__Records provided__.
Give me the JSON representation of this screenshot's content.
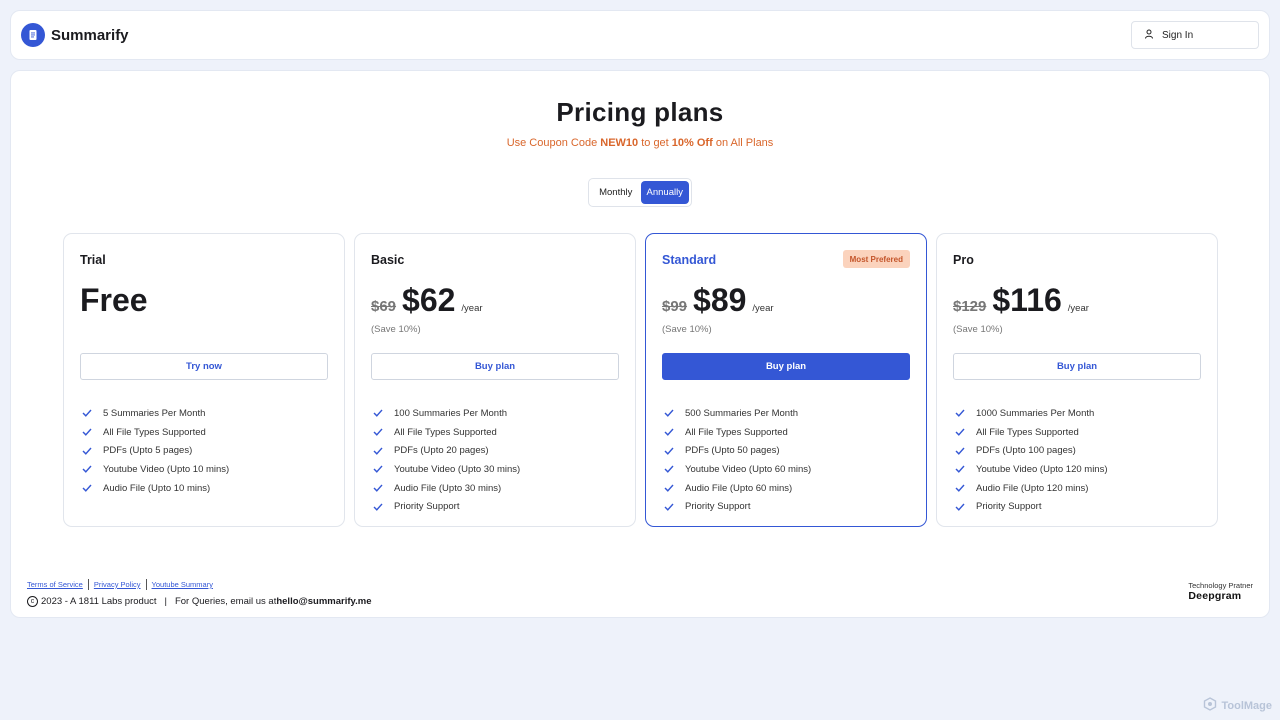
{
  "header": {
    "brand_name": "Summarify",
    "signin_label": "Sign In"
  },
  "pricing": {
    "title": "Pricing plans",
    "coupon_prefix": "Use Coupon Code ",
    "coupon_code": "NEW10",
    "coupon_mid": " to get ",
    "coupon_discount": "10% Off",
    "coupon_suffix": " on All Plans"
  },
  "billing_toggle": {
    "monthly": "Monthly",
    "annually": "Annually",
    "selected": "Annually"
  },
  "plans": [
    {
      "name": "Trial",
      "old_price": "",
      "price": "Free",
      "per": "",
      "save": "",
      "button": "Try now",
      "features": [
        "5 Summaries Per Month",
        "All File Types Supported",
        "PDFs (Upto 5 pages)",
        "Youtube Video (Upto 10 mins)",
        "Audio File (Upto 10 mins)"
      ]
    },
    {
      "name": "Basic",
      "old_price": "$69",
      "price": "$62",
      "per": "/year",
      "save": "(Save 10%)",
      "button": "Buy plan",
      "features": [
        "100 Summaries Per Month",
        "All File Types Supported",
        "PDFs (Upto 20 pages)",
        "Youtube Video (Upto 30 mins)",
        "Audio File (Upto 30 mins)",
        "Priority Support"
      ]
    },
    {
      "name": "Standard",
      "badge": "Most Prefered",
      "old_price": "$99",
      "price": "$89",
      "per": "/year",
      "save": "(Save 10%)",
      "button": "Buy plan",
      "features": [
        "500 Summaries Per Month",
        "All File Types Supported",
        "PDFs (Upto 50 pages)",
        "Youtube Video (Upto 60 mins)",
        "Audio File (Upto 60 mins)",
        "Priority Support"
      ]
    },
    {
      "name": "Pro",
      "old_price": "$129",
      "price": "$116",
      "per": "/year",
      "save": "(Save 10%)",
      "button": "Buy plan",
      "features": [
        "1000 Summaries Per Month",
        "All File Types Supported",
        "PDFs (Upto 100 pages)",
        "Youtube Video (Upto 120 mins)",
        "Audio File (Upto 120 mins)",
        "Priority Support"
      ]
    }
  ],
  "footer": {
    "links": [
      "Terms of Service",
      "Privacy Policy",
      "Youtube Summary"
    ],
    "copyright": "2023 - A 1811 Labs product",
    "queries_prefix": "For Queries, email us at ",
    "email": "hello@summarify.me",
    "tech_label": "Technology Pratner",
    "tech_name": "Deepgram"
  },
  "watermark": "ToolMage",
  "colors": {
    "accent": "#3457d5",
    "coupon": "#d9662b",
    "badge_bg": "#fbd3bd",
    "background": "#eef2fa"
  }
}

__Given request__. Quote every record above exactly, leaving out the pictures.

__Expected output__.
Give me the JSON representation of this screenshot's content.
{
  "header": {
    "brand_name": "Summarify",
    "signin_label": "Sign In"
  },
  "pricing": {
    "title": "Pricing plans",
    "coupon_prefix": "Use Coupon Code ",
    "coupon_code": "NEW10",
    "coupon_mid": " to get ",
    "coupon_discount": "10% Off",
    "coupon_suffix": " on All Plans"
  },
  "billing_toggle": {
    "monthly": "Monthly",
    "annually": "Annually",
    "selected": "Annually"
  },
  "plans": [
    {
      "name": "Trial",
      "old_price": "",
      "price": "Free",
      "per": "",
      "save": "",
      "button": "Try now",
      "features": [
        "5 Summaries Per Month",
        "All File Types Supported",
        "PDFs (Upto 5 pages)",
        "Youtube Video (Upto 10 mins)",
        "Audio File (Upto 10 mins)"
      ]
    },
    {
      "name": "Basic",
      "old_price": "$69",
      "price": "$62",
      "per": "/year",
      "save": "(Save 10%)",
      "button": "Buy plan",
      "features": [
        "100 Summaries Per Month",
        "All File Types Supported",
        "PDFs (Upto 20 pages)",
        "Youtube Video (Upto 30 mins)",
        "Audio File (Upto 30 mins)",
        "Priority Support"
      ]
    },
    {
      "name": "Standard",
      "badge": "Most Prefered",
      "old_price": "$99",
      "price": "$89",
      "per": "/year",
      "save": "(Save 10%)",
      "button": "Buy plan",
      "features": [
        "500 Summaries Per Month",
        "All File Types Supported",
        "PDFs (Upto 50 pages)",
        "Youtube Video (Upto 60 mins)",
        "Audio File (Upto 60 mins)",
        "Priority Support"
      ]
    },
    {
      "name": "Pro",
      "old_price": "$129",
      "price": "$116",
      "per": "/year",
      "save": "(Save 10%)",
      "button": "Buy plan",
      "features": [
        "1000 Summaries Per Month",
        "All File Types Supported",
        "PDFs (Upto 100 pages)",
        "Youtube Video (Upto 120 mins)",
        "Audio File (Upto 120 mins)",
        "Priority Support"
      ]
    }
  ],
  "footer": {
    "links": [
      "Terms of Service",
      "Privacy Policy",
      "Youtube Summary"
    ],
    "copyright": "2023 - A 1811 Labs product",
    "queries_prefix": "For Queries, email us at ",
    "email": "hello@summarify.me",
    "tech_label": "Technology Pratner",
    "tech_name": "Deepgram"
  },
  "watermark": "ToolMage",
  "colors": {
    "accent": "#3457d5",
    "coupon": "#d9662b",
    "badge_bg": "#fbd3bd",
    "background": "#eef2fa"
  }
}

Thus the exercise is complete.